## [TASK]
Repeat the listing in full, preserving every character.

(Stored data)

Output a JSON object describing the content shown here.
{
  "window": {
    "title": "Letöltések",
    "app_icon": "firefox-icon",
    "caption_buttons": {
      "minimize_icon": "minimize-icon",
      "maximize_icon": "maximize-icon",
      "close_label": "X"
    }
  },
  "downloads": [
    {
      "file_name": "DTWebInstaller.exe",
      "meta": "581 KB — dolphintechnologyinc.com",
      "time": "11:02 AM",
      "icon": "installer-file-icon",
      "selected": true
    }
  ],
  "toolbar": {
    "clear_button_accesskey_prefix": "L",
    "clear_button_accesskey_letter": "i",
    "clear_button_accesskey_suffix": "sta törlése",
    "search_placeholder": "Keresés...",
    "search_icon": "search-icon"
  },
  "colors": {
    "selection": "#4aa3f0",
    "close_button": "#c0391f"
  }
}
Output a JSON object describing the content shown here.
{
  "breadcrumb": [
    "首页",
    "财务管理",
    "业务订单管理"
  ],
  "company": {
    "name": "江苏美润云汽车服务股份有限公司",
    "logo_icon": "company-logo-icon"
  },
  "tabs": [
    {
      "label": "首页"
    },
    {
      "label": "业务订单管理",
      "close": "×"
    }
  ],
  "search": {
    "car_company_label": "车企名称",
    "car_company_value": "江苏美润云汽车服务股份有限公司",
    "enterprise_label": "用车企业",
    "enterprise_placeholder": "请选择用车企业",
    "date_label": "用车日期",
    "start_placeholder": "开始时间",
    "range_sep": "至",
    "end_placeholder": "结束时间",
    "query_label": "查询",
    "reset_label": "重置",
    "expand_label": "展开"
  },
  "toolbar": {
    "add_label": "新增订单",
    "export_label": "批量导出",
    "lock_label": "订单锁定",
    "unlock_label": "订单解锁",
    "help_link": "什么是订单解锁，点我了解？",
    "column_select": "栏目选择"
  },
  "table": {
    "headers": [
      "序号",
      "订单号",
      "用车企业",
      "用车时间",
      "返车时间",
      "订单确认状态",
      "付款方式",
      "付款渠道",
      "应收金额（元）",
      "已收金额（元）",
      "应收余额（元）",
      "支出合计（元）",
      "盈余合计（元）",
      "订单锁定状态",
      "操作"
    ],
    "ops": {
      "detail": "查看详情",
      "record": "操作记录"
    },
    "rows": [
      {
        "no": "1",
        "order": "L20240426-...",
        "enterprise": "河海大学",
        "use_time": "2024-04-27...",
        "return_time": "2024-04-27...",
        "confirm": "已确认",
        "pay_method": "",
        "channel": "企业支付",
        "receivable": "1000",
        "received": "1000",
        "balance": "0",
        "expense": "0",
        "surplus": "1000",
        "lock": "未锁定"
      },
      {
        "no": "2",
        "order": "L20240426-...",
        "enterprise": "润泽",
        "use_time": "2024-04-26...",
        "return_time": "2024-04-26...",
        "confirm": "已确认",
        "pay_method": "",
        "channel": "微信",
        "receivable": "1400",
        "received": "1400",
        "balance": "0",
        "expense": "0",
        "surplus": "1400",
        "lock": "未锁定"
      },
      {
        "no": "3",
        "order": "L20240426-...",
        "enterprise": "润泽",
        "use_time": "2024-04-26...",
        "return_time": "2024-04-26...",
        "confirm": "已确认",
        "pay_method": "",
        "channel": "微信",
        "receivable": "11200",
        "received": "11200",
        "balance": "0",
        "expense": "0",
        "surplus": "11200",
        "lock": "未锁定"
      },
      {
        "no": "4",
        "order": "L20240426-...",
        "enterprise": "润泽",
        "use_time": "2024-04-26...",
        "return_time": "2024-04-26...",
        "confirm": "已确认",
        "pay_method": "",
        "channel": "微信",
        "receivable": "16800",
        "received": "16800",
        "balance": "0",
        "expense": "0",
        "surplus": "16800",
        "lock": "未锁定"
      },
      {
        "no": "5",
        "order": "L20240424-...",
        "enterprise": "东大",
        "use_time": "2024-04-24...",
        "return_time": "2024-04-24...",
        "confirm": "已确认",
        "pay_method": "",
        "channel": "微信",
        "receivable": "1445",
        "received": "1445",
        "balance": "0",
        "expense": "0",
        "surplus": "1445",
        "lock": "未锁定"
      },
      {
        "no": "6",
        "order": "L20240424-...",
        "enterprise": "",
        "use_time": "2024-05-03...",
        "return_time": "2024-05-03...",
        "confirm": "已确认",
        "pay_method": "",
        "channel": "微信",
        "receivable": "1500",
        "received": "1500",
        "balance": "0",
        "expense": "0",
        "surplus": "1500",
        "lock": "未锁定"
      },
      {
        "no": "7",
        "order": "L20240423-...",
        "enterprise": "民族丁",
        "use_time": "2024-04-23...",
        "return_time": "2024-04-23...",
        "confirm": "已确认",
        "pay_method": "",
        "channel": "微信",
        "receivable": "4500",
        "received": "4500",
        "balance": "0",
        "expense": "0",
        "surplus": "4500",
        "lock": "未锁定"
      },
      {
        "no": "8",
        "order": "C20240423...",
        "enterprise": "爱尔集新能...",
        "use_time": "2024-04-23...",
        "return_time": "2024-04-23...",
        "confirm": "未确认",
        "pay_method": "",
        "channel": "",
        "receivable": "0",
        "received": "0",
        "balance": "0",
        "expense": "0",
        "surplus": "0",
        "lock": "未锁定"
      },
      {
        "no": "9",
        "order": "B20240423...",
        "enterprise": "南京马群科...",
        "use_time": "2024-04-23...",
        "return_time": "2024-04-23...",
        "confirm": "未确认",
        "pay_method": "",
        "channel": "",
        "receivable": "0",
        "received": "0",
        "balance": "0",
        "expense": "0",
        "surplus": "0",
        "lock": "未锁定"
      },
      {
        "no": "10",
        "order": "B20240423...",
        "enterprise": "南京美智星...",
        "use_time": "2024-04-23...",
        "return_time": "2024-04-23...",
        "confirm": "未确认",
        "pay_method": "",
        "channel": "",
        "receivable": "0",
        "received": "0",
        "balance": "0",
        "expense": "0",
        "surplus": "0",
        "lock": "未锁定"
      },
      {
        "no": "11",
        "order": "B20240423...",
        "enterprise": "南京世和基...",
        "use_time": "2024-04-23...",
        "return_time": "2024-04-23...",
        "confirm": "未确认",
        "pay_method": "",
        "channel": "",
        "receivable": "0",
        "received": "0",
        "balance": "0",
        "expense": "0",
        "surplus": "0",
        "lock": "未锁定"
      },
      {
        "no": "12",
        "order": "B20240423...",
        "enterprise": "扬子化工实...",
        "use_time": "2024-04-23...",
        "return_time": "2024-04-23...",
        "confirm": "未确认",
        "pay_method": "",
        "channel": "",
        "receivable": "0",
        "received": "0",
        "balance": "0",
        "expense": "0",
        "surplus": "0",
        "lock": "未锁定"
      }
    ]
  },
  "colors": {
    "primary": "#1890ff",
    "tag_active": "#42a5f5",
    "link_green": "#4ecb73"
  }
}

## [SOLUTION FOR THIS EXERCISE]
Output a JSON object describing the content shown here.
{
  "window": {
    "title": "Letöltések",
    "app_icon": "firefox-icon",
    "caption_buttons": {
      "minimize_icon": "minimize-icon",
      "maximize_icon": "maximize-icon",
      "close_label": "X"
    }
  },
  "downloads": [
    {
      "file_name": "DTWebInstaller.exe",
      "meta": "581 KB — dolphintechnologyinc.com",
      "time": "11:02 AM",
      "icon": "installer-file-icon",
      "selected": true
    }
  ],
  "toolbar": {
    "clear_button_accesskey_prefix": "L",
    "clear_button_accesskey_letter": "i",
    "clear_button_accesskey_suffix": "sta törlése",
    "search_placeholder": "Keresés...",
    "search_icon": "search-icon"
  },
  "colors": {
    "selection": "#4aa3f0",
    "close_button": "#c0391f"
  }
}
Output a JSON object describing the content shown here.
{
  "breadcrumb": [
    "首页",
    "财务管理",
    "业务订单管理"
  ],
  "company": {
    "name": "江苏美润云汽车服务股份有限公司",
    "logo_icon": "company-logo-icon"
  },
  "tabs": [
    {
      "label": "首页"
    },
    {
      "label": "业务订单管理",
      "close": "×"
    }
  ],
  "search": {
    "car_company_label": "车企名称",
    "car_company_value": "江苏美润云汽车服务股份有限公司",
    "enterprise_label": "用车企业",
    "enterprise_placeholder": "请选择用车企业",
    "date_label": "用车日期",
    "start_placeholder": "开始时间",
    "range_sep": "至",
    "end_placeholder": "结束时间",
    "query_label": "查询",
    "reset_label": "重置",
    "expand_label": "展开"
  },
  "toolbar": {
    "add_label": "新增订单",
    "export_label": "批量导出",
    "lock_label": "订单锁定",
    "unlock_label": "订单解锁",
    "help_link": "什么是订单解锁，点我了解？",
    "column_select": "栏目选择"
  },
  "table": {
    "headers": [
      "序号",
      "订单号",
      "用车企业",
      "用车时间",
      "返车时间",
      "订单确认状态",
      "付款方式",
      "付款渠道",
      "应收金额（元）",
      "已收金额（元）",
      "应收余额（元）",
      "支出合计（元）",
      "盈余合计（元）",
      "订单锁定状态",
      "操作"
    ],
    "ops": {
      "detail": "查看详情",
      "record": "操作记录"
    },
    "rows": [
      {
        "no": "1",
        "order": "L20240426-...",
        "enterprise": "河海大学",
        "use_time": "2024-04-27...",
        "return_time": "2024-04-27...",
        "confirm": "已确认",
        "pay_method": "",
        "channel": "企业支付",
        "receivable": "1000",
        "received": "1000",
        "balance": "0",
        "expense": "0",
        "surplus": "1000",
        "lock": "未锁定"
      },
      {
        "no": "2",
        "order": "L20240426-...",
        "enterprise": "润泽",
        "use_time": "2024-04-26...",
        "return_time": "2024-04-26...",
        "confirm": "已确认",
        "pay_method": "",
        "channel": "微信",
        "receivable": "1400",
        "received": "1400",
        "balance": "0",
        "expense": "0",
        "surplus": "1400",
        "lock": "未锁定"
      },
      {
        "no": "3",
        "order": "L20240426-...",
        "enterprise": "润泽",
        "use_time": "2024-04-26...",
        "return_time": "2024-04-26...",
        "confirm": "已确认",
        "pay_method": "",
        "channel": "微信",
        "receivable": "11200",
        "received": "11200",
        "balance": "0",
        "expense": "0",
        "surplus": "11200",
        "lock": "未锁定"
      },
      {
        "no": "4",
        "order": "L20240426-...",
        "enterprise": "润泽",
        "use_time": "2024-04-26...",
        "return_time": "2024-04-26...",
        "confirm": "已确认",
        "pay_method": "",
        "channel": "微信",
        "receivable": "16800",
        "received": "16800",
        "balance": "0",
        "expense": "0",
        "surplus": "16800",
        "lock": "未锁定"
      },
      {
        "no": "5",
        "order": "L20240424-...",
        "enterprise": "东大",
        "use_time": "2024-04-24...",
        "return_time": "2024-04-24...",
        "confirm": "已确认",
        "pay_method": "",
        "channel": "微信",
        "receivable": "1445",
        "received": "1445",
        "balance": "0",
        "expense": "0",
        "surplus": "1445",
        "lock": "未锁定"
      },
      {
        "no": "6",
        "order": "L20240424-...",
        "enterprise": "",
        "use_time": "2024-05-03...",
        "return_time": "2024-05-03...",
        "confirm": "已确认",
        "pay_method": "",
        "channel": "微信",
        "receivable": "1500",
        "received": "1500",
        "balance": "0",
        "expense": "0",
        "surplus": "1500",
        "lock": "未锁定"
      },
      {
        "no": "7",
        "order": "L20240423-...",
        "enterprise": "民族丁",
        "use_time": "2024-04-23...",
        "return_time": "2024-04-23...",
        "confirm": "已确认",
        "pay_method": "",
        "channel": "微信",
        "receivable": "4500",
        "received": "4500",
        "balance": "0",
        "expense": "0",
        "surplus": "4500",
        "lock": "未锁定"
      },
      {
        "no": "8",
        "order": "C20240423...",
        "enterprise": "爱尔集新能...",
        "use_time": "2024-04-23...",
        "return_time": "2024-04-23...",
        "confirm": "未确认",
        "pay_method": "",
        "channel": "",
        "receivable": "0",
        "received": "0",
        "balance": "0",
        "expense": "0",
        "surplus": "0",
        "lock": "未锁定"
      },
      {
        "no": "9",
        "order": "B20240423...",
        "enterprise": "南京马群科...",
        "use_time": "2024-04-23...",
        "return_time": "2024-04-23...",
        "confirm": "未确认",
        "pay_method": "",
        "channel": "",
        "receivable": "0",
        "received": "0",
        "balance": "0",
        "expense": "0",
        "surplus": "0",
        "lock": "未锁定"
      },
      {
        "no": "10",
        "order": "B20240423...",
        "enterprise": "南京美智星...",
        "use_time": "2024-04-23...",
        "return_time": "2024-04-23...",
        "confirm": "未确认",
        "pay_method": "",
        "channel": "",
        "receivable": "0",
        "received": "0",
        "balance": "0",
        "expense": "0",
        "surplus": "0",
        "lock": "未锁定"
      },
      {
        "no": "11",
        "order": "B20240423...",
        "enterprise": "南京世和基...",
        "use_time": "2024-04-23...",
        "return_time": "2024-04-23...",
        "confirm": "未确认",
        "pay_method": "",
        "channel": "",
        "receivable": "0",
        "received": "0",
        "balance": "0",
        "expense": "0",
        "surplus": "0",
        "lock": "未锁定"
      },
      {
        "no": "12",
        "order": "B20240423...",
        "enterprise": "扬子化工实...",
        "use_time": "2024-04-23...",
        "return_time": "2024-04-23...",
        "confirm": "未确认",
        "pay_method": "",
        "channel": "",
        "receivable": "0",
        "received": "0",
        "balance": "0",
        "expense": "0",
        "surplus": "0",
        "lock": "未锁定"
      }
    ]
  },
  "colors": {
    "primary": "#1890ff",
    "tag_active": "#42a5f5",
    "link_green": "#4ecb73"
  }
}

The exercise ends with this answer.